» **Task statement**:
Give the count of lines containing the string "this", with no other output.

Dataset items
☆ ☆ ☆ ☆ ☆ ☆ ☆

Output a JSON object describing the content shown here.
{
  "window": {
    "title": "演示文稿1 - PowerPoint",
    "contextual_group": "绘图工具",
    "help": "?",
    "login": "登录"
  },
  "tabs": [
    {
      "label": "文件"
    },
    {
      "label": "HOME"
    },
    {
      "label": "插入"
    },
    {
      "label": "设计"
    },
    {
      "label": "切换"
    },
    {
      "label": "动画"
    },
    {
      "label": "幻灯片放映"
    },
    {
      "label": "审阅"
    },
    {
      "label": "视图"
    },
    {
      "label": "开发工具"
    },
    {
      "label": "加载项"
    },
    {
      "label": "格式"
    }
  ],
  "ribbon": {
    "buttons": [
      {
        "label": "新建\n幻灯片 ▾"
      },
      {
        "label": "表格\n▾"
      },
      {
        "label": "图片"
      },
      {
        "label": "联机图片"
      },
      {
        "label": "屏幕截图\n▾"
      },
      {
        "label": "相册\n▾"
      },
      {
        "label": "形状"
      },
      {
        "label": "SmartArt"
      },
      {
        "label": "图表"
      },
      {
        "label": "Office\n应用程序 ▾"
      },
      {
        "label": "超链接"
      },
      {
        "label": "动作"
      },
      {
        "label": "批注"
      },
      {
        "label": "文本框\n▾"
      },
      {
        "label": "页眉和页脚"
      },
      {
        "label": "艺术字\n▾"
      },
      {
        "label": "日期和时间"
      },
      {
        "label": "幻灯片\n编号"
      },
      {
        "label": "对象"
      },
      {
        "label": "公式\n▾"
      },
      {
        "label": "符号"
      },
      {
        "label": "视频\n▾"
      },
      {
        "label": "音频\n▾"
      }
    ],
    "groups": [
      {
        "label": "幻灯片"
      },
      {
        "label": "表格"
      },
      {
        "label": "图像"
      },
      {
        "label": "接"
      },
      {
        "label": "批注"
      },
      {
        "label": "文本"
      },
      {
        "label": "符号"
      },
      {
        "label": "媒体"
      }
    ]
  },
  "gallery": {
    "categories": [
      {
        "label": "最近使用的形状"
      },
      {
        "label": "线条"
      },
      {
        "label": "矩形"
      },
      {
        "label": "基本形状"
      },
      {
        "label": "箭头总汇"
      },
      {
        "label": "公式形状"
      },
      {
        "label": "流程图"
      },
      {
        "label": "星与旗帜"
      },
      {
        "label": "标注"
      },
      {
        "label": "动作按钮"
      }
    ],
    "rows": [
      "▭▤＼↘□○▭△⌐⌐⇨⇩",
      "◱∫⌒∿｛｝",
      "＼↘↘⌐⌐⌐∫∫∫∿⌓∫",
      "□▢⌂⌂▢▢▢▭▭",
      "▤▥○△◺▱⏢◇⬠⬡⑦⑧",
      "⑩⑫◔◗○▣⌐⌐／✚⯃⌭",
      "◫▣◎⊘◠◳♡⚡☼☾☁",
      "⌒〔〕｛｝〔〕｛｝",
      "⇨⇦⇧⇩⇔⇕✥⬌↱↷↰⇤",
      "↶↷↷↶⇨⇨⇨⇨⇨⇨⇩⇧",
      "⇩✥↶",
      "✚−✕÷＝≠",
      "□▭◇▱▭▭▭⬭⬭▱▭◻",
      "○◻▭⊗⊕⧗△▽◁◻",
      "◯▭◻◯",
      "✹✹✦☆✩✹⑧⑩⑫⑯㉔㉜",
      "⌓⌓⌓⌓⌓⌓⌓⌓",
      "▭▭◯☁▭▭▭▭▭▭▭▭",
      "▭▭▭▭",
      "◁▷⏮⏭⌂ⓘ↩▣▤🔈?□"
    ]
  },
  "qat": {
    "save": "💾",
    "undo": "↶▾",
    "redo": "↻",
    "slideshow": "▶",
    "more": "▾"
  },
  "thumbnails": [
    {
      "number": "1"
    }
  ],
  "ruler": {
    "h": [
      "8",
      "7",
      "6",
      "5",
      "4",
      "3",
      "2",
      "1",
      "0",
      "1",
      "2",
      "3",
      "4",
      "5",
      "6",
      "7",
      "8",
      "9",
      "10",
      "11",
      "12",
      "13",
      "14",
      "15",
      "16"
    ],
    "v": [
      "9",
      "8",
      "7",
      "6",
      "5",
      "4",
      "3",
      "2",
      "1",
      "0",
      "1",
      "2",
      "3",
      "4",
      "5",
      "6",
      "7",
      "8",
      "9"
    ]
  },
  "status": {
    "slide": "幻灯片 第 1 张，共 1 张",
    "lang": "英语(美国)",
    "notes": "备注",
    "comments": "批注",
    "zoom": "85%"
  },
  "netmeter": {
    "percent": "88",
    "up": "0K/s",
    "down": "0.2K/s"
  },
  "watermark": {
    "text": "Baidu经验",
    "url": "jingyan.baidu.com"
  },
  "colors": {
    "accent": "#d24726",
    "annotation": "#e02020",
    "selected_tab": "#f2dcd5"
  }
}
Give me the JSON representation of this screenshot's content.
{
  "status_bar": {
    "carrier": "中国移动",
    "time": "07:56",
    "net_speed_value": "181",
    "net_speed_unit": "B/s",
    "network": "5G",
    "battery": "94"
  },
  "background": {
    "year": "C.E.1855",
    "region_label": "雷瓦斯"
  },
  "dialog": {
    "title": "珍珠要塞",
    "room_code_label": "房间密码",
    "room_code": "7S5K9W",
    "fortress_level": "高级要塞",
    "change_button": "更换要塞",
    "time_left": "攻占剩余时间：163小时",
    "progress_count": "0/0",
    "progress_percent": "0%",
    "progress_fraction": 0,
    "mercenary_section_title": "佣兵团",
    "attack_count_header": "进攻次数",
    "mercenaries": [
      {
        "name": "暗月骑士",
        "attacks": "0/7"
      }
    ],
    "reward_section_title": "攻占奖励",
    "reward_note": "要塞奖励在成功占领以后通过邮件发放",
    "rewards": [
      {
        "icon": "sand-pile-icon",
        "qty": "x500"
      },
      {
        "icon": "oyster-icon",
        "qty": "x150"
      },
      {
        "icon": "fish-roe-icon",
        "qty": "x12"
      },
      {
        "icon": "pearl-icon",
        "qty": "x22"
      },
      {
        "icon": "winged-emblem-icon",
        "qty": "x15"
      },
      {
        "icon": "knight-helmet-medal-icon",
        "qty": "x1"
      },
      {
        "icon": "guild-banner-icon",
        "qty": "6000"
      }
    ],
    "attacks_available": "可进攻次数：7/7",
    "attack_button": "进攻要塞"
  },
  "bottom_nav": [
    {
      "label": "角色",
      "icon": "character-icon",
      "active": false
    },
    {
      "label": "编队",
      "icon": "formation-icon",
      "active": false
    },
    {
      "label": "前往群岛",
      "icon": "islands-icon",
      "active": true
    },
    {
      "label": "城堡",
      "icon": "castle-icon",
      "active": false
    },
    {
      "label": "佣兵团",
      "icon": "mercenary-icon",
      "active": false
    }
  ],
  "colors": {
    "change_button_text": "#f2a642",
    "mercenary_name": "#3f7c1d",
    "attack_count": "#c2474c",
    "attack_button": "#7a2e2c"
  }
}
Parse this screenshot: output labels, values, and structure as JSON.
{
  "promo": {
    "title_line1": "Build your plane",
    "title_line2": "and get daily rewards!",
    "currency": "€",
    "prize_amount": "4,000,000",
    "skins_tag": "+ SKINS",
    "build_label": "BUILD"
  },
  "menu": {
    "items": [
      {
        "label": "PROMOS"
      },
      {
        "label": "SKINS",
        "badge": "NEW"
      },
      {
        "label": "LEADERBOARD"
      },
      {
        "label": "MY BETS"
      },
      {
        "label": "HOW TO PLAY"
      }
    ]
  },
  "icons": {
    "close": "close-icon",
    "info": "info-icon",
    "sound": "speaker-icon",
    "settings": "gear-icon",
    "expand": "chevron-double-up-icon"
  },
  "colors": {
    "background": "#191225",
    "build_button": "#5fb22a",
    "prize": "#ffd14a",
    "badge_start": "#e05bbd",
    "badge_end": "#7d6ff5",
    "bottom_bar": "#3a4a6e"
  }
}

☆ ☆ ☆ ☆ ☆ ☆ ☆

» **The answer**:
2